## DATA RECORDS
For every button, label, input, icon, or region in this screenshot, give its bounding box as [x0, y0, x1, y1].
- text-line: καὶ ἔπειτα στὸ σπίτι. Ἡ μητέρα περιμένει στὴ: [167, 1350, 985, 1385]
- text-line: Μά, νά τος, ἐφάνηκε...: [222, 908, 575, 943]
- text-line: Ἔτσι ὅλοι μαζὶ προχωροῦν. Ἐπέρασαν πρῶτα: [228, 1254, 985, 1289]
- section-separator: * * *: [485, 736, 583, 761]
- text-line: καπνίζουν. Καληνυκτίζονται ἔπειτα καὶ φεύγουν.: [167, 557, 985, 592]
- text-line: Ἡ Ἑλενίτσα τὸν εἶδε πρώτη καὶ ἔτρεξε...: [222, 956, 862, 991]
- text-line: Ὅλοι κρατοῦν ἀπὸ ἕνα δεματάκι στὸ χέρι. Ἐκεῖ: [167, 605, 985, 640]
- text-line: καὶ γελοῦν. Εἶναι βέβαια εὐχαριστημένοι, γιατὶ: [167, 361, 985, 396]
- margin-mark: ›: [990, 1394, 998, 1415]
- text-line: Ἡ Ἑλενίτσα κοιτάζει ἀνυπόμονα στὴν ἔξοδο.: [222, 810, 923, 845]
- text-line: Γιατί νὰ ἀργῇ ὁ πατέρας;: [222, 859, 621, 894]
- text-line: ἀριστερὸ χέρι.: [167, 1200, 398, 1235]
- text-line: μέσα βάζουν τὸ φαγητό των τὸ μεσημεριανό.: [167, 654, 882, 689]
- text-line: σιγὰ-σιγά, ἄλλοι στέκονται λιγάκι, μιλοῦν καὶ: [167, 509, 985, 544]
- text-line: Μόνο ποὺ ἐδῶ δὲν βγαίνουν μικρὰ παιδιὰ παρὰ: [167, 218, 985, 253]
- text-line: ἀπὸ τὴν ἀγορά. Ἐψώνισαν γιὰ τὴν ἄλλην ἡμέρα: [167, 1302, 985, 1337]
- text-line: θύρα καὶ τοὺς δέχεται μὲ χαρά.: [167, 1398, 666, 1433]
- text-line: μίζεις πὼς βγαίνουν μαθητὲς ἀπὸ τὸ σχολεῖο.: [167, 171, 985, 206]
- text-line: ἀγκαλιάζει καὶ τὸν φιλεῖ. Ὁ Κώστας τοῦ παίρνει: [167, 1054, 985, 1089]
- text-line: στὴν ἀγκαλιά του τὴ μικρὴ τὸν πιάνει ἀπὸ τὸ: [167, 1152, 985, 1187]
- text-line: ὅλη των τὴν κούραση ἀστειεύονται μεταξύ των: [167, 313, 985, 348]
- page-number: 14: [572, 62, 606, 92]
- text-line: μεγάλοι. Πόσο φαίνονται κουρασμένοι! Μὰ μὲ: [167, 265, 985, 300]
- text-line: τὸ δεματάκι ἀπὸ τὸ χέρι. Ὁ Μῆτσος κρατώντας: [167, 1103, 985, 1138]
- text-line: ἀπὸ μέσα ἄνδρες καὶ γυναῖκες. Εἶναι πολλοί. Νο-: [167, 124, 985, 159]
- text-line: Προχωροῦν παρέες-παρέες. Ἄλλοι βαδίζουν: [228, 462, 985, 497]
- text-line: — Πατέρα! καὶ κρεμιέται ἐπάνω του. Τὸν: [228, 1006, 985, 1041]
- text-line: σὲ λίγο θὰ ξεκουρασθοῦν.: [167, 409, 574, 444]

## WHAT THIS TASK INVOLVES
Write out every line above without changing anything.

## CORRECT ANSWER
For every button, label, input, icon, or region in this screenshot, give its bounding box as [x0, y0, x1, y1].
- text-line: καὶ ἔπειτα στὸ σπίτι. Ἡ μητέρα περιμένει στὴ: [167, 1350, 985, 1385]
- text-line: Μά, νά τος, ἐφάνηκε...: [222, 908, 575, 943]
- text-line: Ἔτσι ὅλοι μαζὶ προχωροῦν. Ἐπέρασαν πρῶτα: [228, 1254, 985, 1289]
- section-separator: * * *: [485, 736, 583, 761]
- text-line: καπνίζουν. Καληνυκτίζονται ἔπειτα καὶ φεύγουν.: [167, 557, 985, 592]
- text-line: Ἡ Ἑλενίτσα τὸν εἶδε πρώτη καὶ ἔτρεξε...: [222, 956, 862, 991]
- text-line: Ὅλοι κρατοῦν ἀπὸ ἕνα δεματάκι στὸ χέρι. Ἐκεῖ: [167, 605, 985, 640]
- text-line: καὶ γελοῦν. Εἶναι βέβαια εὐχαριστημένοι, γιατὶ: [167, 361, 985, 396]
- margin-mark: ›: [990, 1394, 998, 1415]
- text-line: Ἡ Ἑλενίτσα κοιτάζει ἀνυπόμονα στὴν ἔξοδο.: [222, 810, 923, 845]
- text-line: Γιατί νὰ ἀργῇ ὁ πατέρας;: [222, 859, 621, 894]
- text-line: ἀριστερὸ χέρι.: [167, 1200, 398, 1235]
- text-line: μέσα βάζουν τὸ φαγητό των τὸ μεσημεριανό.: [167, 654, 882, 689]
- text-line: σιγὰ-σιγά, ἄλλοι στέκονται λιγάκι, μιλοῦν καὶ: [167, 509, 985, 544]
- text-line: Μόνο ποὺ ἐδῶ δὲν βγαίνουν μικρὰ παιδιὰ παρὰ: [167, 218, 985, 253]
- text-line: ἀπὸ τὴν ἀγορά. Ἐψώνισαν γιὰ τὴν ἄλλην ἡμέρα: [167, 1302, 985, 1337]
- text-line: θύρα καὶ τοὺς δέχεται μὲ χαρά.: [167, 1398, 666, 1433]
- text-line: μίζεις πὼς βγαίνουν μαθητὲς ἀπὸ τὸ σχολεῖο.: [167, 171, 985, 206]
- text-line: ἀγκαλιάζει καὶ τὸν φιλεῖ. Ὁ Κώστας τοῦ παίρνει: [167, 1054, 985, 1089]
- text-line: στὴν ἀγκαλιά του τὴ μικρὴ τὸν πιάνει ἀπὸ τὸ: [167, 1152, 985, 1187]
- text-line: ὅλη των τὴν κούραση ἀστειεύονται μεταξύ των: [167, 313, 985, 348]
- page-number: 14: [572, 62, 606, 92]
- text-line: μεγάλοι. Πόσο φαίνονται κουρασμένοι! Μὰ μὲ: [167, 265, 985, 300]
- text-line: τὸ δεματάκι ἀπὸ τὸ χέρι. Ὁ Μῆτσος κρατώντας: [167, 1103, 985, 1138]
- text-line: ἀπὸ μέσα ἄνδρες καὶ γυναῖκες. Εἶναι πολλοί. Νο-: [167, 124, 985, 159]
- text-line: Προχωροῦν παρέες-παρέες. Ἄλλοι βαδίζουν: [228, 462, 985, 497]
- text-line: — Πατέρα! καὶ κρεμιέται ἐπάνω του. Τὸν: [228, 1006, 985, 1041]
- text-line: σὲ λίγο θὰ ξεκουρασθοῦν.: [167, 409, 574, 444]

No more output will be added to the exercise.